TASK TO COMPLETE: Do these statements agree with the text on Austria's vice-chancellor below? Answer yes or no for each, and quote the text's deciding words. 1. The vice-chancellor is normally the leading member of the junior party in the coalition government. 2. Andreas Babler has been vice-chancellor since 2024. 3. Austria's independence was restored in 1938.

SOURCE PASSAGE:
[Start of section]

The vice-chancellor of Austria is a member of the Government of Austria and is the deputy to the Chancellor. It is functionally equivalent to a deputy prime minister in other countries with parliamentary systems.

The current vice-chancellor is Andreas Babler of the Social Democratic Party, since 3 March 2025.

==Description of the office==
Art. 69(2) of the Constitution of Austria states:

The Vice-Chancellor stands in for the Federal Chancellor in his complete field of functions. If both Federal Chancellor and Vice Chancellor are hindered, the Federal President appoints a member of the government to represent the Federal Chancellor.

In practice, the Vice-Chancellor is normally the leading member of the junior party within the current coalition government, frequently the party chairman. If only one party is represented in the government, the Vice Chancellor is often the Chancellor's presumed successor.

==List of officeholders (1919–present)==

===Vice-chancellors of Austria during the Interwar period===

Austria was annexed by Nazi Germany in 1938 (see Austria within Nazi Germany for details). Independence was restored in 1945.

[End of section]

EXTRACTED RECORDS:
[Start of section]

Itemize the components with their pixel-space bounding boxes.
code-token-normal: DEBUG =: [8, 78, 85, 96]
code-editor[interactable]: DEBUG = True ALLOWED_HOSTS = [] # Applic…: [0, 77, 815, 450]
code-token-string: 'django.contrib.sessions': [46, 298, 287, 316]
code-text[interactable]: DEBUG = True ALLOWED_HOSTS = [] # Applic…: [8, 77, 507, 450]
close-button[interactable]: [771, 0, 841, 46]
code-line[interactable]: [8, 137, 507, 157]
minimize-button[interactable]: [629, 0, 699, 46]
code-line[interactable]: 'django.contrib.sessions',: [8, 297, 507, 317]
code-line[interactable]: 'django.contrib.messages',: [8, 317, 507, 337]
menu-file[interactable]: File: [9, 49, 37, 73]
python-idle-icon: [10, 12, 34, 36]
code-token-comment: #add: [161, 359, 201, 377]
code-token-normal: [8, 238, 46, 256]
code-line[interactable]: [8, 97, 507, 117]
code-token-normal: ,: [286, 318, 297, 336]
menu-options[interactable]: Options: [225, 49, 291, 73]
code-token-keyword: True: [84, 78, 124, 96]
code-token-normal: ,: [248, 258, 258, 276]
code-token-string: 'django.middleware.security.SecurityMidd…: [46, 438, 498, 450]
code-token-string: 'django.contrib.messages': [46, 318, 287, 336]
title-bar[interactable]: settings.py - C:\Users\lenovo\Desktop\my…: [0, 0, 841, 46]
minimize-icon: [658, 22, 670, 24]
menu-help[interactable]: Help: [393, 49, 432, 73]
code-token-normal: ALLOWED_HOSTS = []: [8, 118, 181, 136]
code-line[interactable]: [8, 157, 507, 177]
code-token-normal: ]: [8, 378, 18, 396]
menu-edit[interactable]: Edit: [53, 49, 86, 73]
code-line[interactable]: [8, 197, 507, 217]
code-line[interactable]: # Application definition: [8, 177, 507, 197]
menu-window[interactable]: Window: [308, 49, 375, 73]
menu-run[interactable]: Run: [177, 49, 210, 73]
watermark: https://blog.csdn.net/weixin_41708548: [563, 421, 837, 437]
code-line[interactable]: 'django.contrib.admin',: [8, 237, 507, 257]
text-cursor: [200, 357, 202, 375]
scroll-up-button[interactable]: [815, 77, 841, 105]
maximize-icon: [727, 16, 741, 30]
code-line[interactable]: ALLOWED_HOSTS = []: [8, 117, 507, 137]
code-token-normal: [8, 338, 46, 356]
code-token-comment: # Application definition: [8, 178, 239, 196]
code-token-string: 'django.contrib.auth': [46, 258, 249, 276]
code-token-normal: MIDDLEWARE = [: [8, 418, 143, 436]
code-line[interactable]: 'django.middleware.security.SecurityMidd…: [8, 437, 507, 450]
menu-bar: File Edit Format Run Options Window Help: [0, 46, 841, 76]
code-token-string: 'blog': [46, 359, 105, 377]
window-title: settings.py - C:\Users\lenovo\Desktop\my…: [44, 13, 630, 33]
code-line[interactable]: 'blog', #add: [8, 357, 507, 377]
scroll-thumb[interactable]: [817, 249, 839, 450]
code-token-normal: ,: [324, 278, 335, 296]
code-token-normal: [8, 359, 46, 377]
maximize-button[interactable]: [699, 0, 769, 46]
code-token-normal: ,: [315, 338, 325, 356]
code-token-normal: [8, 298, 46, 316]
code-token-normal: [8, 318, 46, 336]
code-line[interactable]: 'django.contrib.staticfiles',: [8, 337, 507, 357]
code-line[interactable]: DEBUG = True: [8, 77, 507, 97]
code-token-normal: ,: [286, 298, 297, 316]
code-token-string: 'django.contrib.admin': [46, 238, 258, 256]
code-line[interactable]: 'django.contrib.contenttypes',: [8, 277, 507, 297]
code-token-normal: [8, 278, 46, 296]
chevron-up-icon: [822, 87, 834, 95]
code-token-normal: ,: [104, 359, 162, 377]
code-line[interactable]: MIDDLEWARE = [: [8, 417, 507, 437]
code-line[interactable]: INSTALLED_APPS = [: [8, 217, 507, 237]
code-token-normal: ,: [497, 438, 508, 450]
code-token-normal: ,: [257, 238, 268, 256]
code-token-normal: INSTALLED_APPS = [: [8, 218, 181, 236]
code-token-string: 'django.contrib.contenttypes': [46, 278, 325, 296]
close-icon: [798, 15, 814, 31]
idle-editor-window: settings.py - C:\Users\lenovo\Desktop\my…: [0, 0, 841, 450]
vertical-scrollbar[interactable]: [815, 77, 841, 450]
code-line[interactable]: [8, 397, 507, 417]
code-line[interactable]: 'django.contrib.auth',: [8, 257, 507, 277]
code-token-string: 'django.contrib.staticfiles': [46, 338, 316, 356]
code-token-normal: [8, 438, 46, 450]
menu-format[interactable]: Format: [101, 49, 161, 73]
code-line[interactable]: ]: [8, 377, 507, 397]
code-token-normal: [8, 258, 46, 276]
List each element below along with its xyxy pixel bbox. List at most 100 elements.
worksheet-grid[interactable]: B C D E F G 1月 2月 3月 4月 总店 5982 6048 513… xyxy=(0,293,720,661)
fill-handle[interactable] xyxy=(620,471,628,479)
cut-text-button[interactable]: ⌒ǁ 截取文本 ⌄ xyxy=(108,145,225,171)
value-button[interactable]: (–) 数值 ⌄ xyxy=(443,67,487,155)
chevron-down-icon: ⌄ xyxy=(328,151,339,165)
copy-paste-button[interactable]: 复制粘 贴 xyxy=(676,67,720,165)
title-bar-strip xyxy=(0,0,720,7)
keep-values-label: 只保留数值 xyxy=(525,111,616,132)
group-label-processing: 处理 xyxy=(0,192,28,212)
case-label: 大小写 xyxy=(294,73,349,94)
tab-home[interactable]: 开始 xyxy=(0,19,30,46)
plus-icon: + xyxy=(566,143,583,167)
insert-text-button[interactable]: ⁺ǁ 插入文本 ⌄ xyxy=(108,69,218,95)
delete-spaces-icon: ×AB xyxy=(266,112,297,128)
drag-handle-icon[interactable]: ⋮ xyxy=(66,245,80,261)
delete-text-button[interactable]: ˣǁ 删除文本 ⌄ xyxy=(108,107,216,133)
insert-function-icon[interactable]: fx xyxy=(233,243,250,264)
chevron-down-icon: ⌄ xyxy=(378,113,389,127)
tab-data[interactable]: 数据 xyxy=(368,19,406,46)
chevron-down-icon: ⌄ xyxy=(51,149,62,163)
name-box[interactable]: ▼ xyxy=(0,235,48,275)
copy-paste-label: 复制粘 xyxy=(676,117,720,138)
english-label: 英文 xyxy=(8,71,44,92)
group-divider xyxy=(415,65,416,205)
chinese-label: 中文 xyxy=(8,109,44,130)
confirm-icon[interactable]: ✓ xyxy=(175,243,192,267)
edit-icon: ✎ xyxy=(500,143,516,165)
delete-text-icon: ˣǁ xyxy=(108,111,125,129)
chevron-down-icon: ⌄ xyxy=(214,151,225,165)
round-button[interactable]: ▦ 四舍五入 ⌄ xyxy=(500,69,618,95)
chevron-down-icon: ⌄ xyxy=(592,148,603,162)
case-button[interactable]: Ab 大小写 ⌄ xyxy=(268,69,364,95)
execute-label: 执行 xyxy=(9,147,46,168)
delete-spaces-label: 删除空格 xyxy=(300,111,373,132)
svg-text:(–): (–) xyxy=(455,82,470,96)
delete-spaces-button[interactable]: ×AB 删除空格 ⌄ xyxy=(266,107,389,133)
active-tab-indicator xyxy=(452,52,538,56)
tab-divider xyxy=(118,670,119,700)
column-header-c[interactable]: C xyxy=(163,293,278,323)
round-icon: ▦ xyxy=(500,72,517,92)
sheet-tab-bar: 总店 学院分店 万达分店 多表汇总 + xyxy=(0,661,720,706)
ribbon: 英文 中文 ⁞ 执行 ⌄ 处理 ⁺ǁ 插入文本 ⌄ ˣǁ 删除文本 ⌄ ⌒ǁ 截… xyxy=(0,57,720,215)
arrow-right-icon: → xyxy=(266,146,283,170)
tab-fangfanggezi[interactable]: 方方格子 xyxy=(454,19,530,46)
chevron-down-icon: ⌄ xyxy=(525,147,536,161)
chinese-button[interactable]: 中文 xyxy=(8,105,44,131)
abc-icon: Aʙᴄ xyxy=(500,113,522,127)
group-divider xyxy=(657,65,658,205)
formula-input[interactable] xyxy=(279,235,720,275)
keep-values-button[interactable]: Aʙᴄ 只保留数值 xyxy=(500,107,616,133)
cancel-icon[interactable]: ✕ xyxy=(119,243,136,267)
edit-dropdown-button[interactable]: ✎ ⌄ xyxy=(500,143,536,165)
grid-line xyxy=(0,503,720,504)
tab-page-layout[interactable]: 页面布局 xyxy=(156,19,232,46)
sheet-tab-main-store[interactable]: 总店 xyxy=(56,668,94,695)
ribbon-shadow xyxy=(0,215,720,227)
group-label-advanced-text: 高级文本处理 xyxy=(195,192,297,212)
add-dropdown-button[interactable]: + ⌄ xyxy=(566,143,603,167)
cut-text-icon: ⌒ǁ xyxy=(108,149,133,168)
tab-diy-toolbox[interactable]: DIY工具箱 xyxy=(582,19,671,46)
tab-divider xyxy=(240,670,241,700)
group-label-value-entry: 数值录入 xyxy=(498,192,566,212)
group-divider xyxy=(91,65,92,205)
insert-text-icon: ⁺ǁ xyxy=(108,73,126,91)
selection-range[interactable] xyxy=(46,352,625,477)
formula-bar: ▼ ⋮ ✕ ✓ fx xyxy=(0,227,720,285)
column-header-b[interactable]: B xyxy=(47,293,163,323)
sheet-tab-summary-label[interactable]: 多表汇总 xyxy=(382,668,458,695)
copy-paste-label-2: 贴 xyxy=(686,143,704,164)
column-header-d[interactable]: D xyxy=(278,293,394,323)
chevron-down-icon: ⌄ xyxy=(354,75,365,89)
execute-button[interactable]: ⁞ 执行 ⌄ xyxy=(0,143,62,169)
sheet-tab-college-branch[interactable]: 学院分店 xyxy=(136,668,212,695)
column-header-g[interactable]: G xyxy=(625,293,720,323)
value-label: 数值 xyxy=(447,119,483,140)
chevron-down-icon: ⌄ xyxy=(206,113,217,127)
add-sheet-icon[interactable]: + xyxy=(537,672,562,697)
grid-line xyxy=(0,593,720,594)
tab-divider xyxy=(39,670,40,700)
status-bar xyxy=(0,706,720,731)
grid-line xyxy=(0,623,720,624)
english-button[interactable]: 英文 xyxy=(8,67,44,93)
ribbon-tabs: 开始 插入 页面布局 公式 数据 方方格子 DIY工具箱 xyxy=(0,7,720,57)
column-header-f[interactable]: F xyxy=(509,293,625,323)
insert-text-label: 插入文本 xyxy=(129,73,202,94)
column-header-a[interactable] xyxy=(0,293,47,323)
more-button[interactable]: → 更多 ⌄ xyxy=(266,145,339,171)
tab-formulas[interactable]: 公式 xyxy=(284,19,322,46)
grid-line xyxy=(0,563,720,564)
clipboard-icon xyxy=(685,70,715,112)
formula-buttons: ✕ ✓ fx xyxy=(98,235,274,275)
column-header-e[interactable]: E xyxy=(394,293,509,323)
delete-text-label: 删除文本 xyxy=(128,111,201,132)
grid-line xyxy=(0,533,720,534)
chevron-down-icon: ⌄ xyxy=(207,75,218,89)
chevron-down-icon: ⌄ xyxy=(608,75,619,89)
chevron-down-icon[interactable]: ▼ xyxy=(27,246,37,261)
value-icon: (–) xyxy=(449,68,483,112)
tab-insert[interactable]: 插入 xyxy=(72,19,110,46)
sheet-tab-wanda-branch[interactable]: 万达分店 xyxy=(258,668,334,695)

[End of section]

FINISHED TASK:
1. Yes: "In practice, the Vice-Chancellor is normally the leading member of the junior party within the current coalition government"
2. No: "The current vice-chancellor is Andreas Babler of the Social Democratic Party, since 3 March 2025."
3. No: "Independence was restored in 1945."